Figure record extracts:

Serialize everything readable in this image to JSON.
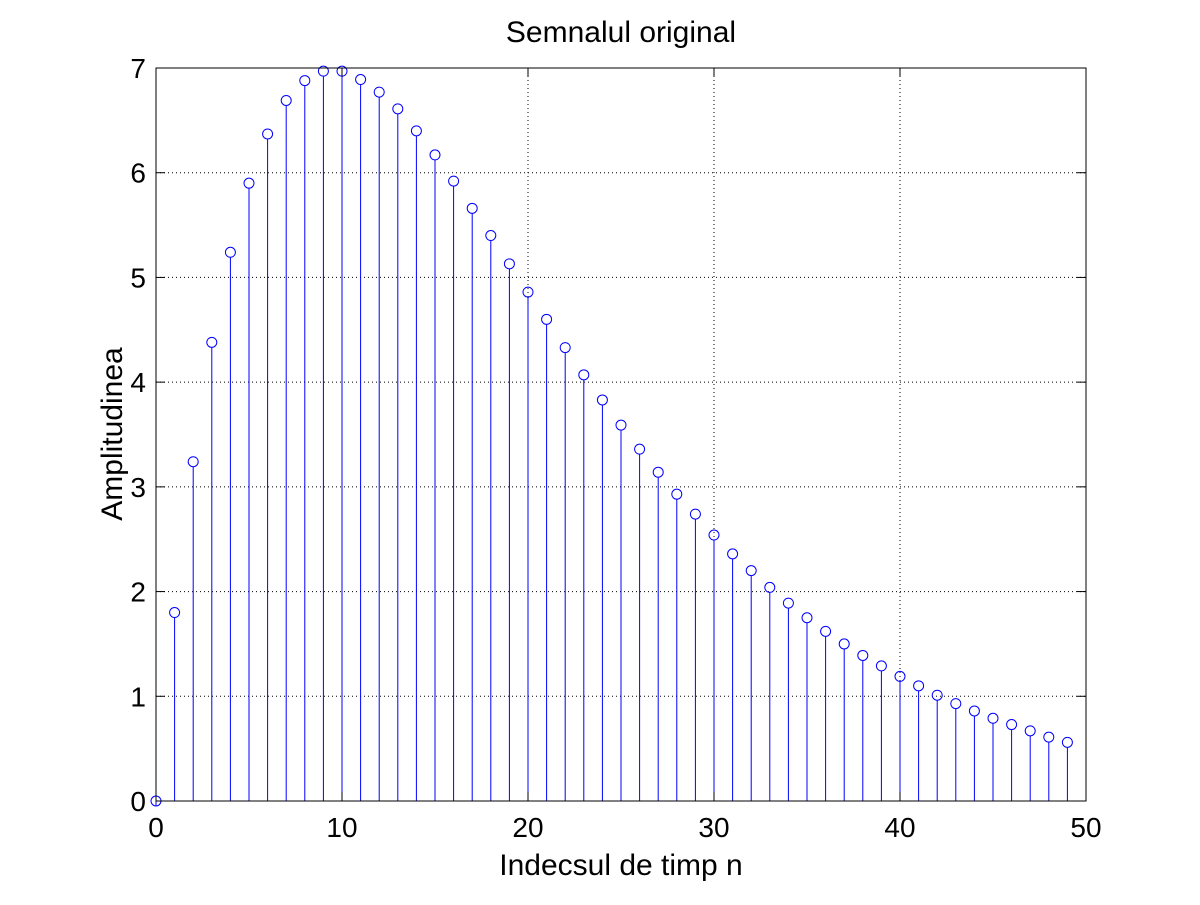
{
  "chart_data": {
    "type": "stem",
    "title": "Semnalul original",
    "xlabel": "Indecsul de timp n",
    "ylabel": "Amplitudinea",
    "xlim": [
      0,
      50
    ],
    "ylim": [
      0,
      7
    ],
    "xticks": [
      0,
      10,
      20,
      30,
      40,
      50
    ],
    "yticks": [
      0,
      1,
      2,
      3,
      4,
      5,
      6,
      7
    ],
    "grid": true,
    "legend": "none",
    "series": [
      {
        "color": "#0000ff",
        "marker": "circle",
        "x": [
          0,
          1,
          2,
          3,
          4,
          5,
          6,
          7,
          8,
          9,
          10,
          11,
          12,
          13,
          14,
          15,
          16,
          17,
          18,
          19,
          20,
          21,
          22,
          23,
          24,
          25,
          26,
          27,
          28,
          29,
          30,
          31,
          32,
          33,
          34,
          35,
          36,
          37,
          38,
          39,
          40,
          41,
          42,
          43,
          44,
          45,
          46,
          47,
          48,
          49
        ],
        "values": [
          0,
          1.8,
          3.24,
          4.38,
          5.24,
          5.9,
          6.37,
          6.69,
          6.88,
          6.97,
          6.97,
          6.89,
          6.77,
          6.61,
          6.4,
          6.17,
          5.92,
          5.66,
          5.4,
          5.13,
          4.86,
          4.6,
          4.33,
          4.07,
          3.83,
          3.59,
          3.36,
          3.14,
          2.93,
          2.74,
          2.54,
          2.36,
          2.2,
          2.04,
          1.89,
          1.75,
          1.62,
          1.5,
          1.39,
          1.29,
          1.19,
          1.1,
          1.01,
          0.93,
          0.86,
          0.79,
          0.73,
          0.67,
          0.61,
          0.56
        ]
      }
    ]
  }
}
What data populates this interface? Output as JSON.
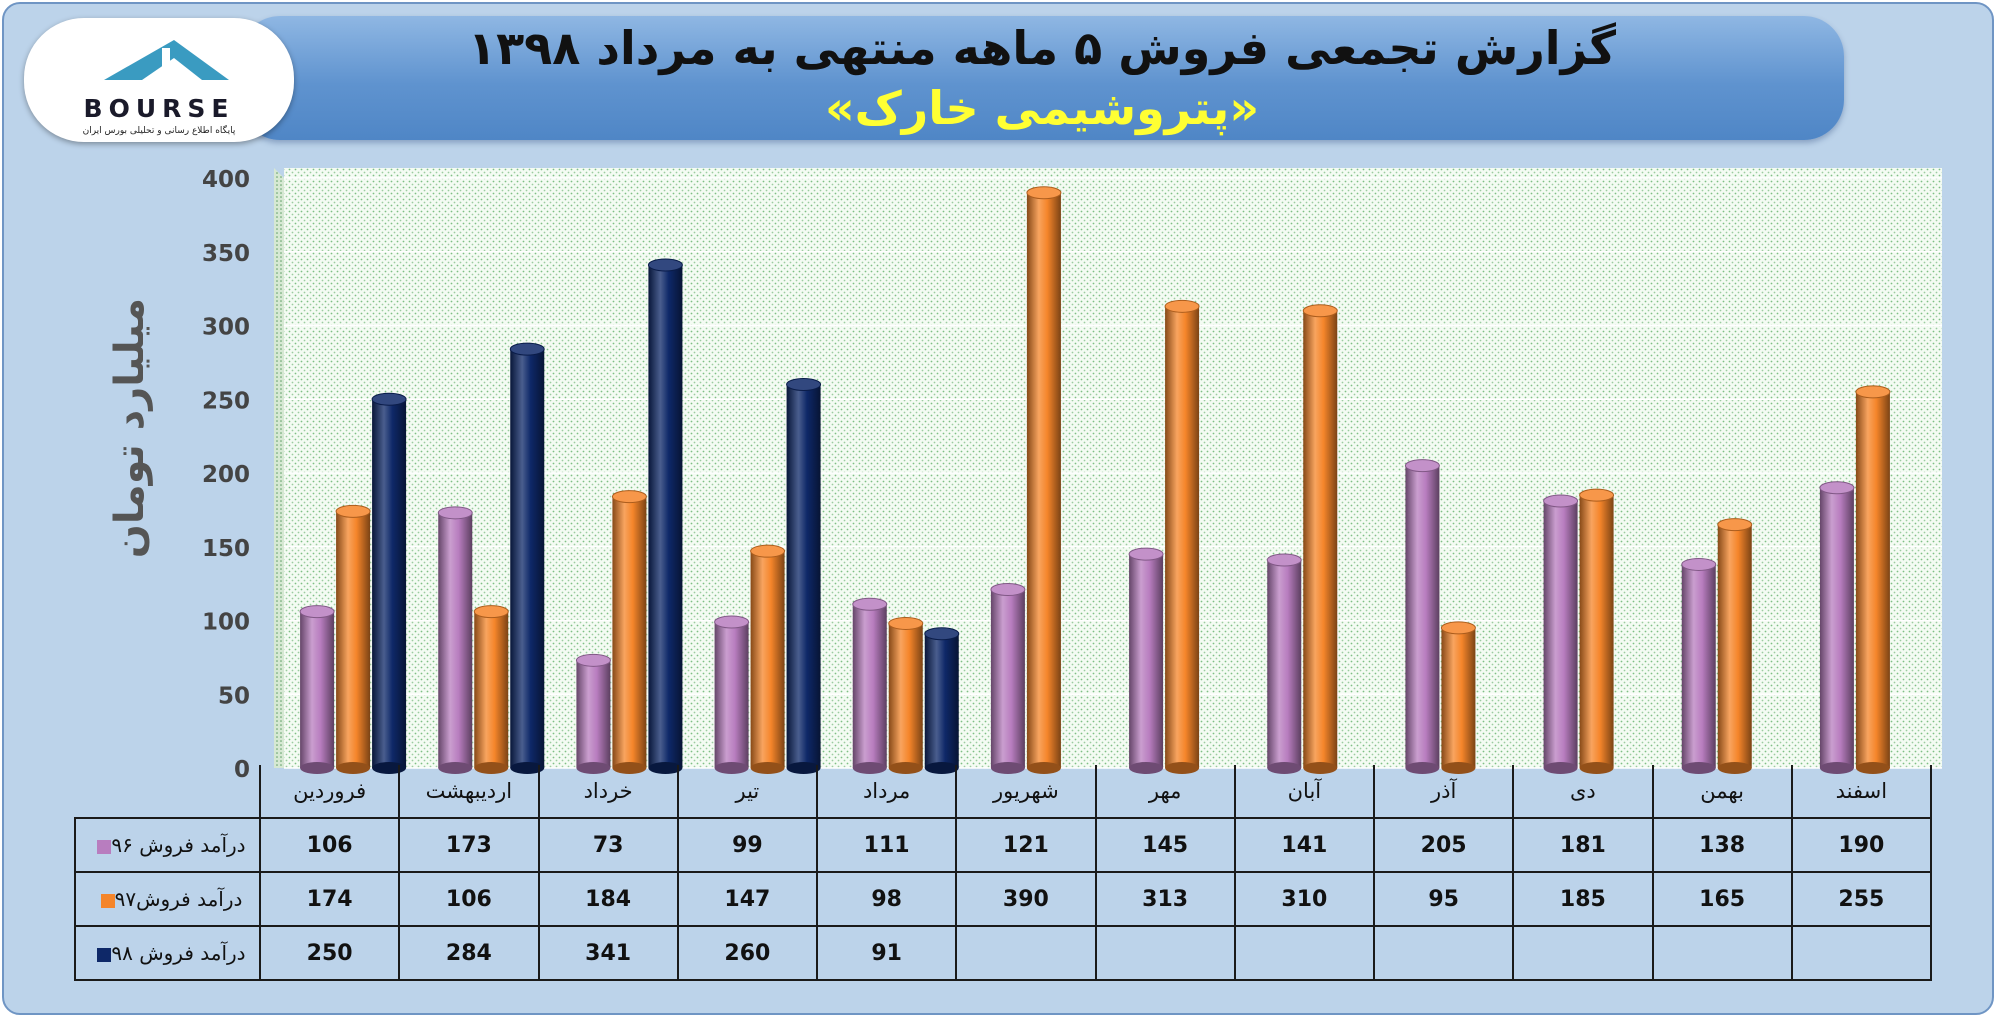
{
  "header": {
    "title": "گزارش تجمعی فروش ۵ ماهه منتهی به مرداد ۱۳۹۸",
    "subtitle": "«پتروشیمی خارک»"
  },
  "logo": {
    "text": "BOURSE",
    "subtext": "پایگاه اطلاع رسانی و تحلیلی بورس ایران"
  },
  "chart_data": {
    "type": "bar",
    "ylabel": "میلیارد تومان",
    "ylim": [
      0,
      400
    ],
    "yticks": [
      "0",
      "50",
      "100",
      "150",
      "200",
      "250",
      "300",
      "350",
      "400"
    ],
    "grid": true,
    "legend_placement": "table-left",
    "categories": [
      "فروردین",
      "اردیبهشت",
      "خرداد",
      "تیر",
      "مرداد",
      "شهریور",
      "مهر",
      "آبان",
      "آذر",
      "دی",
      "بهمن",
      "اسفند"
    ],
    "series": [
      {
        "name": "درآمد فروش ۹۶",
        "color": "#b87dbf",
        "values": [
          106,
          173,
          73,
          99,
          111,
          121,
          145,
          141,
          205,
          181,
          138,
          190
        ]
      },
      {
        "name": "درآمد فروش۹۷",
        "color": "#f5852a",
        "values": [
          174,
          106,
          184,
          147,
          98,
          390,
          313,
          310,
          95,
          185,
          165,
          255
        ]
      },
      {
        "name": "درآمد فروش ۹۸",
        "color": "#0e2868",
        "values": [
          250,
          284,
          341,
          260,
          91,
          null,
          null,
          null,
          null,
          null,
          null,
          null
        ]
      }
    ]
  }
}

→ **Task**
The material above holds pictures; copy everything else in it exactly.

→ **Response to the task**
Serialize everything readable in this image to JSON.
{
  "chart_data": {
    "type": "stem",
    "title": "Semnalul original",
    "xlabel": "Indecsul de timp n",
    "ylabel": "Amplitudinea",
    "xlim": [
      0,
      50
    ],
    "ylim": [
      0,
      7
    ],
    "xticks": [
      0,
      10,
      20,
      30,
      40,
      50
    ],
    "yticks": [
      0,
      1,
      2,
      3,
      4,
      5,
      6,
      7
    ],
    "grid": true,
    "legend": "none",
    "series": [
      {
        "color": "#0000ff",
        "marker": "circle",
        "x": [
          0,
          1,
          2,
          3,
          4,
          5,
          6,
          7,
          8,
          9,
          10,
          11,
          12,
          13,
          14,
          15,
          16,
          17,
          18,
          19,
          20,
          21,
          22,
          23,
          24,
          25,
          26,
          27,
          28,
          29,
          30,
          31,
          32,
          33,
          34,
          35,
          36,
          37,
          38,
          39,
          40,
          41,
          42,
          43,
          44,
          45,
          46,
          47,
          48,
          49
        ],
        "values": [
          0,
          1.8,
          3.24,
          4.38,
          5.24,
          5.9,
          6.37,
          6.69,
          6.88,
          6.97,
          6.97,
          6.89,
          6.77,
          6.61,
          6.4,
          6.17,
          5.92,
          5.66,
          5.4,
          5.13,
          4.86,
          4.6,
          4.33,
          4.07,
          3.83,
          3.59,
          3.36,
          3.14,
          2.93,
          2.74,
          2.54,
          2.36,
          2.2,
          2.04,
          1.89,
          1.75,
          1.62,
          1.5,
          1.39,
          1.29,
          1.19,
          1.1,
          1.01,
          0.93,
          0.86,
          0.79,
          0.73,
          0.67,
          0.61,
          0.56
        ]
      }
    ]
  }
}
What data populates this interface? Output as JSON.
{
  "header": {
    "title": "گزارش تجمعی فروش ۵ ماهه منتهی به مرداد ۱۳۹۸",
    "subtitle": "«پتروشیمی خارک»"
  },
  "logo": {
    "text": "BOURSE",
    "subtext": "پایگاه اطلاع رسانی و تحلیلی بورس ایران"
  },
  "chart_data": {
    "type": "bar",
    "ylabel": "میلیارد تومان",
    "ylim": [
      0,
      400
    ],
    "yticks": [
      "0",
      "50",
      "100",
      "150",
      "200",
      "250",
      "300",
      "350",
      "400"
    ],
    "grid": true,
    "legend_placement": "table-left",
    "categories": [
      "فروردین",
      "اردیبهشت",
      "خرداد",
      "تیر",
      "مرداد",
      "شهریور",
      "مهر",
      "آبان",
      "آذر",
      "دی",
      "بهمن",
      "اسفند"
    ],
    "series": [
      {
        "name": "درآمد فروش ۹۶",
        "color": "#b87dbf",
        "values": [
          106,
          173,
          73,
          99,
          111,
          121,
          145,
          141,
          205,
          181,
          138,
          190
        ]
      },
      {
        "name": "درآمد فروش۹۷",
        "color": "#f5852a",
        "values": [
          174,
          106,
          184,
          147,
          98,
          390,
          313,
          310,
          95,
          185,
          165,
          255
        ]
      },
      {
        "name": "درآمد فروش ۹۸",
        "color": "#0e2868",
        "values": [
          250,
          284,
          341,
          260,
          91,
          null,
          null,
          null,
          null,
          null,
          null,
          null
        ]
      }
    ]
  }
}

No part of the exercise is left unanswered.